▶ _Task instructions_
The records below are to be copied word for word, with every picture left out.

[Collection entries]
============
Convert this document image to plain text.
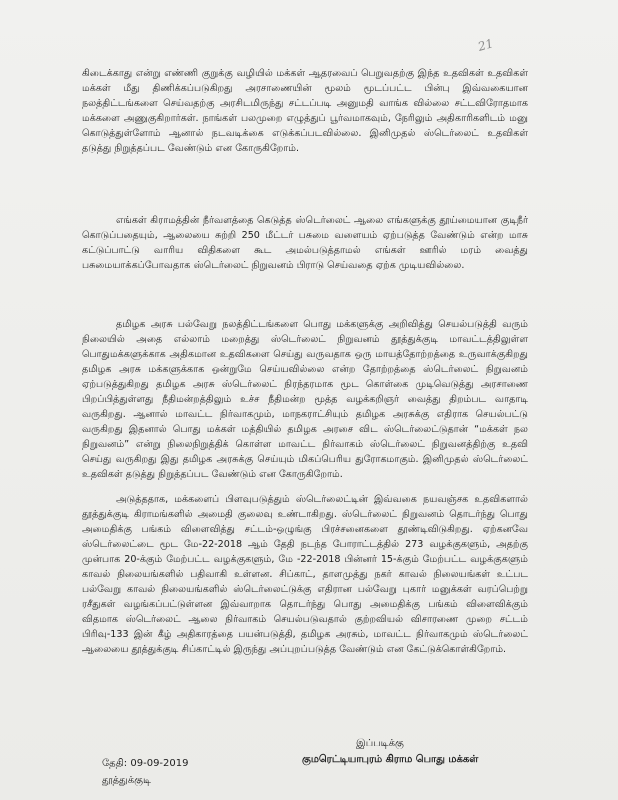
21

கிடைக்காது என்று எண்ணி குறுக்கு வழியில் மக்கள் ஆதரவைப் பெறுவதற்கு இந்த உதவிகள் உதவிகள் மக்கள் மீது திணிக்கப்படுகிறது அரசாணையின் மூலம் மூடப்பட்ட பின்பு இவ்வகையான நலத்திட்டங்களை செய்வதற்கு அரசிடமிருந்து சட்டப்படி அனுமதி வாங்க வில்லை சட்டவிரோதமாக மக்களை அணுகுகிறார்கள். நாங்கள் பலமுறை எழுத்துப் பூர்வமாகவும், நேரிலும் அதிகாரிகளிடம் மனு கொடுத்துள்ளோம் ஆனால் நடவடிக்கை எடுக்கப்படவில்லை. இனிமுதல் ஸ்டெர்லைட் உதவிகள் தடுத்து நிறுத்தப்பட வேண்டும் என கோருகிறோம்.

எங்கள் கிராமத்தின் நீர்வளத்தை கெடுத்த ஸ்டெர்லைட் ஆலை எங்களுக்கு தூய்மையான குடிநீர் கொடுப்பதையும், ஆலையை சுற்றி 250 மீட்டர் பசுமை வளையம் ஏற்படுத்த வேண்டும் என்ற மாசு கட்டுப்பாட்டு வாரிய விதிகளை கூட அமல்படுத்தாமல் எங்கள் ஊரில் மரம் வைத்து பசுமையாக்கப்போவதாக ஸ்டெர்லைட் நிறுவனம் பிராடு செய்வதை ஏற்க முடியவில்லை.

தமிழக அரசு பல்வேறு நலத்திட்டங்களை பொது மக்களுக்கு அறிவித்து செயல்படுத்தி வரும் நிலையில் அதை எல்லாம் மறைத்து ஸ்டெர்லைட் நிறுவனம் தூத்துக்குடி மாவட்டத்திலுள்ள பொதுமக்களுக்காக அதிகமான உதவிகளை செய்து வருவதாக ஒரு மாயத்தோற்றத்தை உருவாக்குகிறது தமிழக அரசு மக்களுக்காக ஒன்றுமே செய்யவில்லை என்ற தோற்றத்தை ஸ்டெர்லைட் நிறுவனம் ஏற்படுத்துகிறது தமிழக அரசு ஸ்டெர்லைட் நிரந்தரமாக மூட கொள்கை முடிவெடுத்து அரசாணை பிறப்பித்துள்ளது நீதிமன்றத்திலும் உச்ச நீதிமன்ற மூத்த வழக்கறிஞர் வைத்து திறம்பட வாதாடி வருகிறது. ஆனால் மாவட்ட நிர்வாகமும், மாநகராட்சியும் தமிழக அரசுக்கு எதிராக செயல்பட்டு வருகிறது இதனால் பொது மக்கள் மத்தியில் தமிழக அரசை விட ஸ்டெர்லைட்டுதான் “மக்கள் நல நிறுவனம்” என்று நிலைநிறுத்திக் கொள்ள மாவட்ட நிர்வாகம் ஸ்டெர்லைட் நிறுவனத்திற்கு உதவி செய்து வருகிறது இது தமிழக அரசுக்கு செய்யும் மிகப்பெரிய துரோகமாகும். இனிமுதல் ஸ்டெர்லைட் உதவிகள் தடுத்து நிறுத்தப்பட வேண்டும் என கோருகிறோம்.

அடுத்ததாக, மக்களைப் பிளவுபடுத்தும் ஸ்டெர்லைட்டின் இவ்வகை நயவஞ்சக உதவிகளால் தூத்துக்குடி கிராமங்களில் அமைதி குலைவு உண்டாகிறது. ஸ்டெர்லைட் நிறுவனம் தொடர்ந்து பொது அமைதிக்கு பங்கம் விளைவித்து சட்டம்-ஒழுங்கு பிரச்சனைகளை தூண்டிவிடுகிறது. ஏற்கனவே ஸ்டெர்லைட்டை மூட மே-22-2018 ஆம் தேதி நடந்த போராட்டத்தில் 273 வழக்குகளும், அதற்கு முன்பாக 20-க்கும் மேற்பட்ட வழக்குகளும், மே -22-2018 பின்னர் 15-க்கும் மேற்பட்ட வழக்குகளும் காவல் நிலையங்களில் பதிவாகி உள்ளன. சிப்காட், தாளமுத்து நகர் காவல் நிலையங்கள் உட்பட பல்வேறு காவல் நிலையங்களில் ஸ்டெர்லைட்டுக்கு எதிரான பல்வேறு புகார் மனுக்கள் வரப்பெற்று ரசீதுகள் வழங்கப்பட்டுள்ளன இவ்வாறாக தொடர்ந்து பொது அமைதிக்கு பங்கம் விளைவிக்கும் விதமாக ஸ்டெர்லைட் ஆலை நிர்வாகம் செயல்படுவதால் குற்றவியல் விசாரணை முறை சட்டம் பிரிவு-133 இன் கீழ் அதிகாரத்தை பயன்படுத்தி, தமிழக அரசும், மாவட்ட நிர்வாகமும் ஸ்டெர்லைட் ஆலையை தூத்துக்குடி சிப்காட்டில் இருந்து அப்புறப்படுத்த வேண்டும் என கேட்டுக்கொள்கிறோம்.

இப்படிக்கு
குமரெட்டியாபுரம் கிராம பொது மக்கள்
தேதி: 09-09-2019
தூத்துக்குடி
============
▶ _Answer_
Convert this document image to plain text.
21

கிடைக்காது என்று எண்ணி குறுக்கு வழியில் மக்கள் ஆதரவைப் பெறுவதற்கு இந்த உதவிகள் உதவிகள் மக்கள் மீது திணிக்கப்படுகிறது அரசாணையின் மூலம் மூடப்பட்ட பின்பு இவ்வகையான நலத்திட்டங்களை செய்வதற்கு அரசிடமிருந்து சட்டப்படி அனுமதி வாங்க வில்லை சட்டவிரோதமாக மக்களை அணுகுகிறார்கள். நாங்கள் பலமுறை எழுத்துப் பூர்வமாகவும், நேரிலும் அதிகாரிகளிடம் மனு கொடுத்துள்ளோம் ஆனால் நடவடிக்கை எடுக்கப்படவில்லை. இனிமுதல் ஸ்டெர்லைட் உதவிகள் தடுத்து நிறுத்தப்பட வேண்டும் என கோருகிறோம்.

எங்கள் கிராமத்தின் நீர்வளத்தை கெடுத்த ஸ்டெர்லைட் ஆலை எங்களுக்கு தூய்மையான குடிநீர் கொடுப்பதையும், ஆலையை சுற்றி 250 மீட்டர் பசுமை வளையம் ஏற்படுத்த வேண்டும் என்ற மாசு கட்டுப்பாட்டு வாரிய விதிகளை கூட அமல்படுத்தாமல் எங்கள் ஊரில் மரம் வைத்து பசுமையாக்கப்போவதாக ஸ்டெர்லைட் நிறுவனம் பிராடு செய்வதை ஏற்க முடியவில்லை.

தமிழக அரசு பல்வேறு நலத்திட்டங்களை பொது மக்களுக்கு அறிவித்து செயல்படுத்தி வரும் நிலையில் அதை எல்லாம் மறைத்து ஸ்டெர்லைட் நிறுவனம் தூத்துக்குடி மாவட்டத்திலுள்ள பொதுமக்களுக்காக அதிகமான உதவிகளை செய்து வருவதாக ஒரு மாயத்தோற்றத்தை உருவாக்குகிறது தமிழக அரசு மக்களுக்காக ஒன்றுமே செய்யவில்லை என்ற தோற்றத்தை ஸ்டெர்லைட் நிறுவனம் ஏற்படுத்துகிறது தமிழக அரசு ஸ்டெர்லைட் நிரந்தரமாக மூட கொள்கை முடிவெடுத்து அரசாணை பிறப்பித்துள்ளது நீதிமன்றத்திலும் உச்ச நீதிமன்ற மூத்த வழக்கறிஞர் வைத்து திறம்பட வாதாடி வருகிறது. ஆனால் மாவட்ட நிர்வாகமும், மாநகராட்சியும் தமிழக அரசுக்கு எதிராக செயல்பட்டு வருகிறது இதனால் பொது மக்கள் மத்தியில் தமிழக அரசை விட ஸ்டெர்லைட்டுதான் “மக்கள் நல நிறுவனம்” என்று நிலைநிறுத்திக் கொள்ள மாவட்ட நிர்வாகம் ஸ்டெர்லைட் நிறுவனத்திற்கு உதவி செய்து வருகிறது இது தமிழக அரசுக்கு செய்யும் மிகப்பெரிய துரோகமாகும். இனிமுதல் ஸ்டெர்லைட் உதவிகள் தடுத்து நிறுத்தப்பட வேண்டும் என கோருகிறோம்.

அடுத்ததாக, மக்களைப் பிளவுபடுத்தும் ஸ்டெர்லைட்டின் இவ்வகை நயவஞ்சக உதவிகளால் தூத்துக்குடி கிராமங்களில் அமைதி குலைவு உண்டாகிறது. ஸ்டெர்லைட் நிறுவனம் தொடர்ந்து பொது அமைதிக்கு பங்கம் விளைவித்து சட்டம்-ஒழுங்கு பிரச்சனைகளை தூண்டிவிடுகிறது. ஏற்கனவே ஸ்டெர்லைட்டை மூட மே-22-2018 ஆம் தேதி நடந்த போராட்டத்தில் 273 வழக்குகளும், அதற்கு முன்பாக 20-க்கும் மேற்பட்ட வழக்குகளும், மே -22-2018 பின்னர் 15-க்கும் மேற்பட்ட வழக்குகளும் காவல் நிலையங்களில் பதிவாகி உள்ளன. சிப்காட், தாளமுத்து நகர் காவல் நிலையங்கள் உட்பட பல்வேறு காவல் நிலையங்களில் ஸ்டெர்லைட்டுக்கு எதிரான பல்வேறு புகார் மனுக்கள் வரப்பெற்று ரசீதுகள் வழங்கப்பட்டுள்ளன இவ்வாறாக தொடர்ந்து பொது அமைதிக்கு பங்கம் விளைவிக்கும் விதமாக ஸ்டெர்லைட் ஆலை நிர்வாகம் செயல்படுவதால் குற்றவியல் விசாரணை முறை சட்டம் பிரிவு-133 இன் கீழ் அதிகாரத்தை பயன்படுத்தி, தமிழக அரசும், மாவட்ட நிர்வாகமும் ஸ்டெர்லைட் ஆலையை தூத்துக்குடி சிப்காட்டில் இருந்து அப்புறப்படுத்த வேண்டும் என கேட்டுக்கொள்கிறோம்.

இப்படிக்கு
குமரெட்டியாபுரம் கிராம பொது மக்கள்
தேதி: 09-09-2019
தூத்துக்குடி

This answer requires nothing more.